>> Start
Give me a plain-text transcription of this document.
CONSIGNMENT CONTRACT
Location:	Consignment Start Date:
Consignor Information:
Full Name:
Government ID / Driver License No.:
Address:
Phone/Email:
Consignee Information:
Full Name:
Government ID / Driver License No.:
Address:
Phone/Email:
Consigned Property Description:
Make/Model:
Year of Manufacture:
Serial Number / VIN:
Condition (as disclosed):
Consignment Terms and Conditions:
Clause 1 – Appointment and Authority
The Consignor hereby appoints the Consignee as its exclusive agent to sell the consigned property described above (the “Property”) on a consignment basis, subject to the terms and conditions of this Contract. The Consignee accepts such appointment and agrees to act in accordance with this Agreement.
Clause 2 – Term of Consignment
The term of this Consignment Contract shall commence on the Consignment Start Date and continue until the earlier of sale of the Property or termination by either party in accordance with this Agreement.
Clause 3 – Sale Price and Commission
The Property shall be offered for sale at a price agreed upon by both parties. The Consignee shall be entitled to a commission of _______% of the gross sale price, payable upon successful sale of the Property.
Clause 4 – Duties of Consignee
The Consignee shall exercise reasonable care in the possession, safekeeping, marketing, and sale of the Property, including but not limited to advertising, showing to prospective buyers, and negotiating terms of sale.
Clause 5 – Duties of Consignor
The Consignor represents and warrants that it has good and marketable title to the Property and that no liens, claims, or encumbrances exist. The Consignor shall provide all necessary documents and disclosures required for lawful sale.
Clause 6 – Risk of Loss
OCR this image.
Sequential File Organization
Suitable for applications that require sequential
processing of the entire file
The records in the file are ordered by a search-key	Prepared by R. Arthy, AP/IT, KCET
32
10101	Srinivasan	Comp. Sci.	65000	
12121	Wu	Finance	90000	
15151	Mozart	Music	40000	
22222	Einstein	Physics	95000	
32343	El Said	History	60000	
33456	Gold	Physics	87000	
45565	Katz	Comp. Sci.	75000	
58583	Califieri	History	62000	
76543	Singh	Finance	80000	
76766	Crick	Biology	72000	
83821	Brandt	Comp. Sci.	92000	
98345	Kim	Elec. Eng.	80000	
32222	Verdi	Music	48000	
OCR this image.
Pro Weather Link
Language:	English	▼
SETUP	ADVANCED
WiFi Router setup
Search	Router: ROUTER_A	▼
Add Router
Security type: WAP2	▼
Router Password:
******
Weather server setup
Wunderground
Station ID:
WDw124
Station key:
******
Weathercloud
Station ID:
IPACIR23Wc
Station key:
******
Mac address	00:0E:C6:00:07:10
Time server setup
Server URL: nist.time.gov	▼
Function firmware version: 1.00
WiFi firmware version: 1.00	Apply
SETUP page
>> End
Pick out the lines containing the string "version" and show them.

Function firmware version: 1.00
WiFi firmware version: 1.00	Apply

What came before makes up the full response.